Exercise instructions »
Gather all lines in the records below that include the word "Ueber".

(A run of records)
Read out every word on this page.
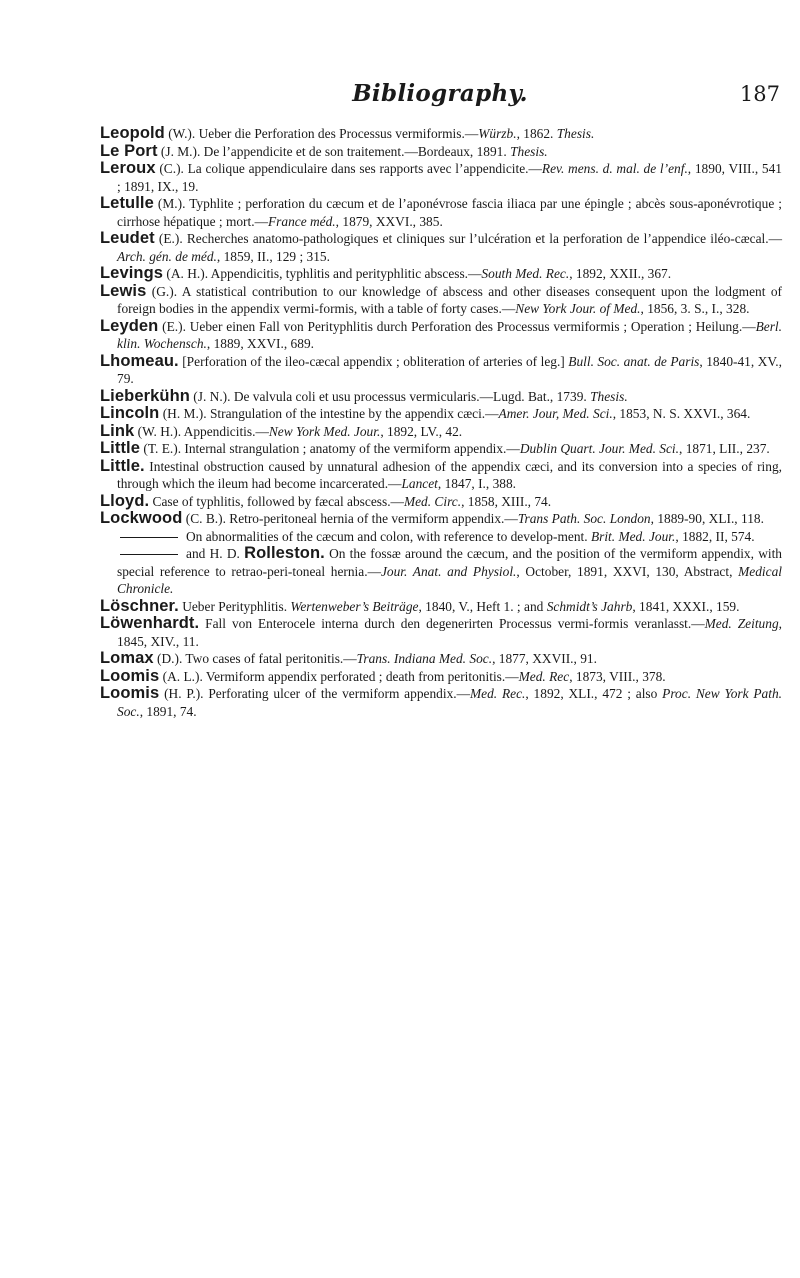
Bibliography.	187

Leopold (W.). Ueber die Perforation des Processus vermiformis.—Würzb., 1862. Thesis.

Le Port (J. M.). De l’appendicite et de son traitement.—Bordeaux, 1891. Thesis.

Leroux (C.). La colique appendiculaire dans ses rapports avec l’appendicite.—Rev. mens. d. mal. de l’enf., 1890, VIII., 541 ; 1891, IX., 19.

Letulle (M.). Typhlite ; perforation du cæcum et de l’aponévrose fascia iliaca par une épingle ; abcès sous-aponévrotique ; cirrhose hépatique ; mort.—France méd., 1879, XXVI., 385.

Leudet (E.). Recherches anatomo-pathologiques et cliniques sur l’ulcération et la perforation de l’appendice iléo-cæcal.—Arch. gén. de méd., 1859, II., 129 ; 315.

Levings (A. H.). Appendicitis, typhlitis and perityphlitic abscess.—South Med. Rec., 1892, XXII., 367.

Lewis (G.). A statistical contribution to our knowledge of abscess and other diseases consequent upon the lodgment of foreign bodies in the appendix vermi-formis, with a table of forty cases.—New York Jour. of Med., 1856, 3. S., I., 328.

Leyden (E.). Ueber einen Fall von Perityphlitis durch Perforation des Processus vermiformis ; Operation ; Heilung.—Berl. klin. Wochensch., 1889, XXVI., 689.

Lhomeau. [Perforation of the ileo-cæcal appendix ; obliteration of arteries of leg.] Bull. Soc. anat. de Paris, 1840-41, XV., 79.

Lieberkühn (J. N.). De valvula coli et usu processus vermicularis.—Lugd. Bat., 1739. Thesis.

Lincoln (H. M.). Strangulation of the intestine by the appendix cæci.—Amer. Jour, Med. Sci., 1853, N. S. XXVI., 364.

Link (W. H.). Appendicitis.—New York Med. Jour., 1892, LV., 42.

Little (T. E.). Internal strangulation ; anatomy of the vermiform appendix.—Dublin Quart. Jour. Med. Sci., 1871, LII., 237.

Little. Intestinal obstruction caused by unnatural adhesion of the appendix cæci, and its conversion into a species of ring, through which the ileum had become incarcerated.—Lancet, 1847, I., 388.

Lloyd. Case of typhlitis, followed by fæcal abscess.—Med. Circ., 1858, XIII., 74.

Lockwood (C. B.). Retro-peritoneal hernia of the vermiform appendix.—Trans Path. Soc. London, 1889-90, XLI., 118.

On abnormalities of the cæcum and colon, with reference to develop-ment. Brit. Med. Jour., 1882, II, 574.

and H. D. Rolleston. On the fossæ around the cæcum, and the position of the vermiform appendix, with special reference to retrao-peri-toneal hernia.—Jour. Anat. and Physiol., October, 1891, XXVI, 130, Abstract, Medical Chronicle.

Löschner. Ueber Perityphlitis. Wertenweber’s Beiträge, 1840, V., Heft 1. ; and Schmidt’s Jahrb, 1841, XXXI., 159.

Löwenhardt. Fall von Enterocele interna durch den degenerirten Processus vermi-formis veranlasst.—Med. Zeitung, 1845, XIV., 11.

Lomax (D.). Two cases of fatal peritonitis.—Trans. Indiana Med. Soc., 1877, XXVII., 91.

Loomis (A. L.). Vermiform appendix perforated ; death from peritonitis.—Med. Rec, 1873, VIII., 378.

Loomis (H. P.). Perforating ulcer of the vermiform appendix.—Med. Rec., 1892, XLI., 472 ; also Proc. New York Path. Soc., 1891, 74.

Exercise solution »
Leopold (W.). Ueber die Perforation des Processus vermiformis.—Würzb., 1862. Thesis.
Leyden (E.). Ueber einen Fall von Perityphlitis durch Perforation des Processus vermiformis ; Operation ; Heilung.—Berl. klin. Wochensch., 1889, XXVI., 689.
Löschner. Ueber Perityphlitis. Wertenweber’s Beiträge, 1840, V., Heft 1. ; and Schmidt’s Jahrb, 1841, XXXI., 159.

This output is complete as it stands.